___ Records supplied
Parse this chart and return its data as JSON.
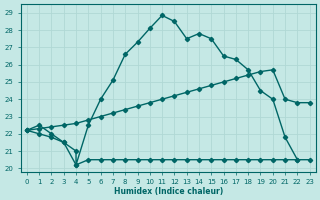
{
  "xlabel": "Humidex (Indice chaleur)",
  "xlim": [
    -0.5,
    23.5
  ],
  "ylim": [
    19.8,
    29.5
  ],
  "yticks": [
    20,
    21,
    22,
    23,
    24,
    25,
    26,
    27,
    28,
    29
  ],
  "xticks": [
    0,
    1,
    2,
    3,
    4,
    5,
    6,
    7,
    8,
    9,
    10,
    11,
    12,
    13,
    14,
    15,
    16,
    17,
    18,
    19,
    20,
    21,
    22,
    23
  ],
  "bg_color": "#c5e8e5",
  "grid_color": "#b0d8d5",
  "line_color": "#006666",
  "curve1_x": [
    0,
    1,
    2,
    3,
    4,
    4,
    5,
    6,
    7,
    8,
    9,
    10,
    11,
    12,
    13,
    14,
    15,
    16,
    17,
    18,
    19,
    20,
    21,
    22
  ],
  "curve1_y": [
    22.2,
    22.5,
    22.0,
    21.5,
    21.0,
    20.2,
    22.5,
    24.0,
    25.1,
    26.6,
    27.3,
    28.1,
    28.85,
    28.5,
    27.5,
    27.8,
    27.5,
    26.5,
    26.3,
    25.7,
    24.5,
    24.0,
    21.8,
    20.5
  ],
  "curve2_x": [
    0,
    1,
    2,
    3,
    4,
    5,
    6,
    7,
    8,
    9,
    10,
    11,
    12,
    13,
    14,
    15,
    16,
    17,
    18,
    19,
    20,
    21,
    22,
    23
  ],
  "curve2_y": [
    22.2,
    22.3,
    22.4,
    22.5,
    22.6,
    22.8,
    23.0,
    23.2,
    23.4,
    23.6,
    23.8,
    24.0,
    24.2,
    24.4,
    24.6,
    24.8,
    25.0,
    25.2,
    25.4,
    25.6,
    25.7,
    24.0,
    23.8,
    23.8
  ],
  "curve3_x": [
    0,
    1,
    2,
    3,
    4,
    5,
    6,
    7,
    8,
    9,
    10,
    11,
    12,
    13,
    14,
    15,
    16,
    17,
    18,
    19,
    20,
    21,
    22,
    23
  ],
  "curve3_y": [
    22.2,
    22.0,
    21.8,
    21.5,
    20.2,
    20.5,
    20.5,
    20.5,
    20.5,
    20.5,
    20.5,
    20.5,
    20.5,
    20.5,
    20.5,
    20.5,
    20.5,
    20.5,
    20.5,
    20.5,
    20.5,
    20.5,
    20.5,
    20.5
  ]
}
______
___ Records supplied
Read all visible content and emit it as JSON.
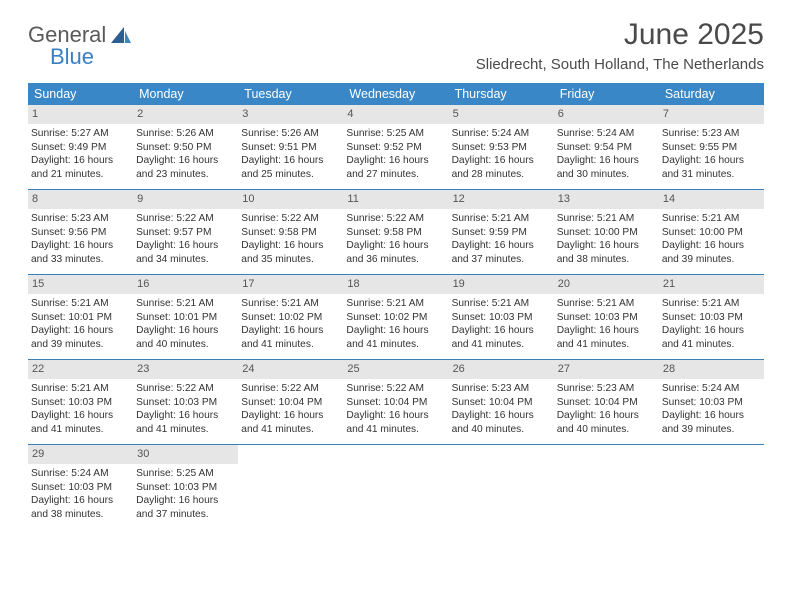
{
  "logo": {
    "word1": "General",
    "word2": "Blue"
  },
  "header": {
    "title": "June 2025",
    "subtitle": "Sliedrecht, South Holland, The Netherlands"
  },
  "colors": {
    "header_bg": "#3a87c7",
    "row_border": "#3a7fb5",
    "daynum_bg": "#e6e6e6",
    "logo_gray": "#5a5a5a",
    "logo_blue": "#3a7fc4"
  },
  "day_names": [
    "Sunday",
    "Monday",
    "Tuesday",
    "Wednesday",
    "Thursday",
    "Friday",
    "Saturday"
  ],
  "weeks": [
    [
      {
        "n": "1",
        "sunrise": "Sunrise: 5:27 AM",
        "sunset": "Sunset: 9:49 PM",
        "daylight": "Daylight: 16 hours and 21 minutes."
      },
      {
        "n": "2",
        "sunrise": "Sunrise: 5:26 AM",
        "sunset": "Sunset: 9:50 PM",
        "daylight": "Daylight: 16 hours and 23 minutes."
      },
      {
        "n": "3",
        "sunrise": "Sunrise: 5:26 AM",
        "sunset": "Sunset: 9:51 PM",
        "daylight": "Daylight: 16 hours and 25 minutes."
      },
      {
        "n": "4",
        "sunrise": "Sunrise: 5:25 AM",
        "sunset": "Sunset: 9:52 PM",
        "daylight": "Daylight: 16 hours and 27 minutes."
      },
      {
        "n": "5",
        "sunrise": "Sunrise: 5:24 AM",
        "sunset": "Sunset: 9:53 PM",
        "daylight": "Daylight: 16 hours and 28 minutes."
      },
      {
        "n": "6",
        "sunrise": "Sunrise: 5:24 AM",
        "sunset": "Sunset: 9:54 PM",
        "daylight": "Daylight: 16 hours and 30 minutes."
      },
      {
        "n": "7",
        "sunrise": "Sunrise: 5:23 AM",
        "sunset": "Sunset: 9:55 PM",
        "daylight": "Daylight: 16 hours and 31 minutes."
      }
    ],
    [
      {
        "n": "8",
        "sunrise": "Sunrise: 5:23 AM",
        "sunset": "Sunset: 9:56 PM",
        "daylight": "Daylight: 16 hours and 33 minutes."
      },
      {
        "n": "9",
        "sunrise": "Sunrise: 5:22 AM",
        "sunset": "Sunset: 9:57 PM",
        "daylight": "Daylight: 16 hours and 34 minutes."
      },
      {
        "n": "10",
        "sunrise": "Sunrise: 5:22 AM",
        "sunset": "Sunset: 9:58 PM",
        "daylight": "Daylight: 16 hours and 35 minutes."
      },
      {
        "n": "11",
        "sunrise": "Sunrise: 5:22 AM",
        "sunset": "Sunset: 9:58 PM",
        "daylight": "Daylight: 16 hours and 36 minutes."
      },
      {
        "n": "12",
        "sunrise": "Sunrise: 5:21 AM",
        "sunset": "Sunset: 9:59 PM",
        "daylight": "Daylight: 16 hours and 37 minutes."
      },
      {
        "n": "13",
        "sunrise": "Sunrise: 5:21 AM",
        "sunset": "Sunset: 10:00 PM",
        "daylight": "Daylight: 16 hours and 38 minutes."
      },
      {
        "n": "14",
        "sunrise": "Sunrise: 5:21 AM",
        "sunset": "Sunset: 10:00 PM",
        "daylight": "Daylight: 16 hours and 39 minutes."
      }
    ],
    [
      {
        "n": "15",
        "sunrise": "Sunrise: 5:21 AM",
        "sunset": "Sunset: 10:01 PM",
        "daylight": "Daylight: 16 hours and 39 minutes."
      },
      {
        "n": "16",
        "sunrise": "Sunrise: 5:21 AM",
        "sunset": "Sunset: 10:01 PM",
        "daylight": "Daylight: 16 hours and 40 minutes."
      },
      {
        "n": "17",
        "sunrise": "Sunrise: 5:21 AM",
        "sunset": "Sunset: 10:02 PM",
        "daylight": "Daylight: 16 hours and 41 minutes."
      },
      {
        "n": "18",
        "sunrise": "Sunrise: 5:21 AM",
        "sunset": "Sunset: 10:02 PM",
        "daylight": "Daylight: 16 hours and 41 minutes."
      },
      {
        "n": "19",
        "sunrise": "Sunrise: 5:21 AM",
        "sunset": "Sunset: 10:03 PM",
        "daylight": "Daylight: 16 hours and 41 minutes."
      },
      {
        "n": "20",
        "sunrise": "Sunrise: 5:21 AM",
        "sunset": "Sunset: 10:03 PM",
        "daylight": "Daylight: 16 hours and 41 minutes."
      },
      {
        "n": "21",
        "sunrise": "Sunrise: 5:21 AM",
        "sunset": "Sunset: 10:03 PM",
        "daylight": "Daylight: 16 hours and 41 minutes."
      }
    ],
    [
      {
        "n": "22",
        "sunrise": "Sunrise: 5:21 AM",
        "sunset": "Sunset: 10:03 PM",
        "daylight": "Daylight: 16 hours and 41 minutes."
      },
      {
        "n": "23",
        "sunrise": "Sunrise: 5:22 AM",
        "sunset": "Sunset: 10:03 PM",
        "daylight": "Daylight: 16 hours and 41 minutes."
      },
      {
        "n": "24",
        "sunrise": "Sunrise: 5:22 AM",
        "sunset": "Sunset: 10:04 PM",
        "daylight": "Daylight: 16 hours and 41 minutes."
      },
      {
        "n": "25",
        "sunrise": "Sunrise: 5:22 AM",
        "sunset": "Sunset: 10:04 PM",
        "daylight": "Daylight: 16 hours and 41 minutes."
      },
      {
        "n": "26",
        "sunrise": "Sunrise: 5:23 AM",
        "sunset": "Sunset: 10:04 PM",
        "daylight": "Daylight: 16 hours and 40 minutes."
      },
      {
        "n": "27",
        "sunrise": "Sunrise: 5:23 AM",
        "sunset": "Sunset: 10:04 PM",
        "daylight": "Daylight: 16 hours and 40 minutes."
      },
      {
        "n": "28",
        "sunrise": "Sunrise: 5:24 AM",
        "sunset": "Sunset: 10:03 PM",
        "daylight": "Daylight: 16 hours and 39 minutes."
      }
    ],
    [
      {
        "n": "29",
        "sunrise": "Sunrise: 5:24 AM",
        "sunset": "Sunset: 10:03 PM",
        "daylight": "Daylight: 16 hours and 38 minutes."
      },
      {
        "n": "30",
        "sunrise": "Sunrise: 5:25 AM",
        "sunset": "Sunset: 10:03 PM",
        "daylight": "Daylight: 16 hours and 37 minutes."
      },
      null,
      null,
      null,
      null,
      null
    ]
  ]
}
______
___ Records supplied
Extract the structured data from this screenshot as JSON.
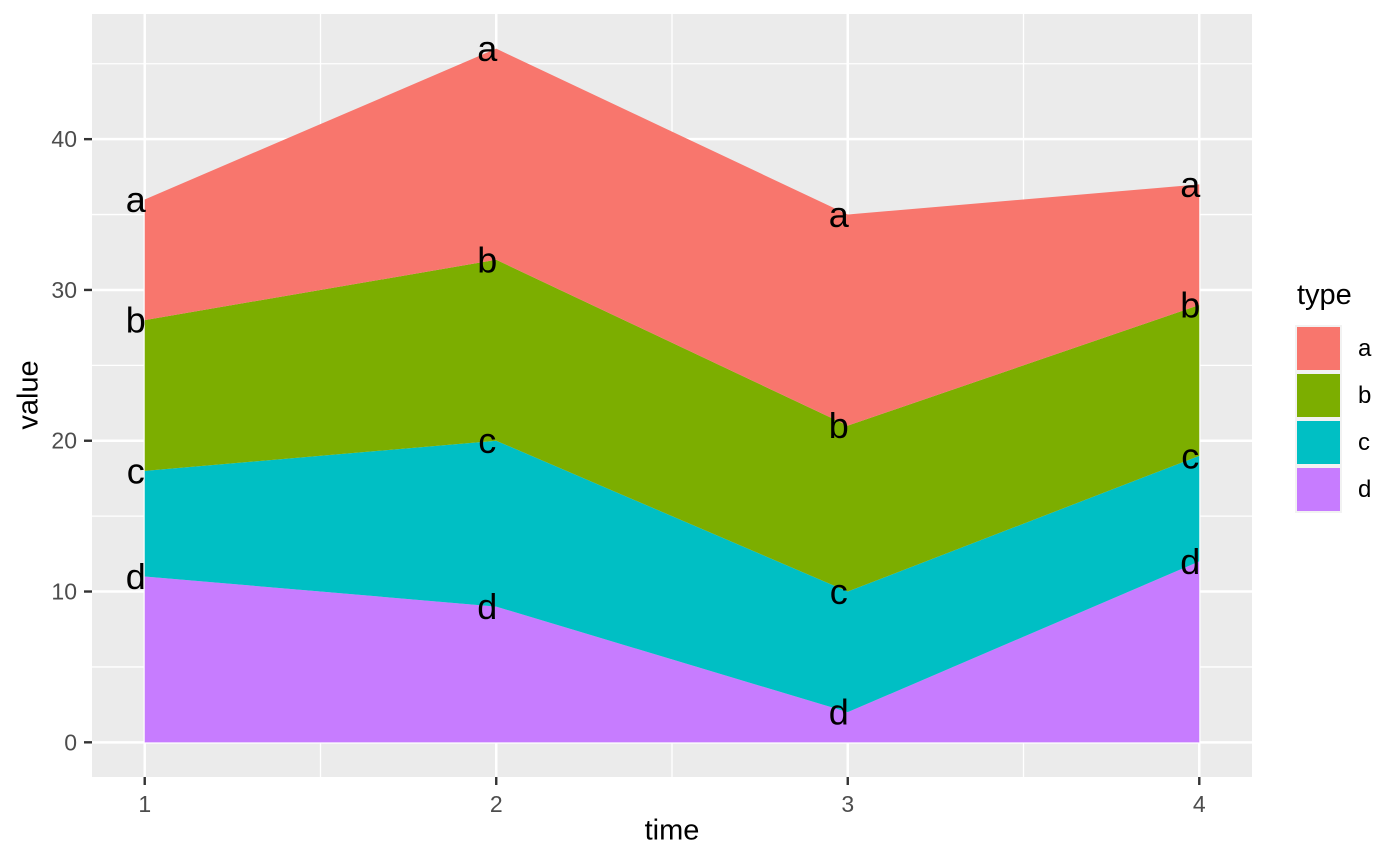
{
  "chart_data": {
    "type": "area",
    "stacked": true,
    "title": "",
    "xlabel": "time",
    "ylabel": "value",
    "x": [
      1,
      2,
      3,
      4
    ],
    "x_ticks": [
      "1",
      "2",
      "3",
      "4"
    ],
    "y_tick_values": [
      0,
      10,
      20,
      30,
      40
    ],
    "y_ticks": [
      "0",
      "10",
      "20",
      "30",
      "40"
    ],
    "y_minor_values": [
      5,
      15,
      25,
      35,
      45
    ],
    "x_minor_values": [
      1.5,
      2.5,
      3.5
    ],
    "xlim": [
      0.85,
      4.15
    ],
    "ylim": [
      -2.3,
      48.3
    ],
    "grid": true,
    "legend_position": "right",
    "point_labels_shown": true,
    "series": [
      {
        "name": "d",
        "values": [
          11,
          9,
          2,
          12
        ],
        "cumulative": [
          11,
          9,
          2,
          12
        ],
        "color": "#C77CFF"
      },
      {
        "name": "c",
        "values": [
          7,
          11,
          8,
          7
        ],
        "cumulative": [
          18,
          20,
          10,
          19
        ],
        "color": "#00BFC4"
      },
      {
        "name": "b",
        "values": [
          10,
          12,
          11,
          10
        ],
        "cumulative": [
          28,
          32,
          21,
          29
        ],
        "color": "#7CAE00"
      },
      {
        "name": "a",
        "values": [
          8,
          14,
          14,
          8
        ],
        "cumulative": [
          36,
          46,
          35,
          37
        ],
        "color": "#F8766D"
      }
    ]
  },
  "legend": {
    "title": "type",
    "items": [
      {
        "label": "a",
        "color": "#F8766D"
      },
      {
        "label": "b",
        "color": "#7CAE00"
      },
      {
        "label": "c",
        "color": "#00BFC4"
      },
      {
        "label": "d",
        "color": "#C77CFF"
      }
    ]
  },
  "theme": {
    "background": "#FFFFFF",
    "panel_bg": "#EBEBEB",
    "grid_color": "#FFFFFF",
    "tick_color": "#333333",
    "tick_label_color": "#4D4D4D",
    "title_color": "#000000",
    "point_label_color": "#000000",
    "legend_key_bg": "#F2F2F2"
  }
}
______
## Objective
Copy every line of the listing that includes the string "true".

## Solution to this problem
    "stacked": true,
    "grid": true,
    "point_labels_shown": true,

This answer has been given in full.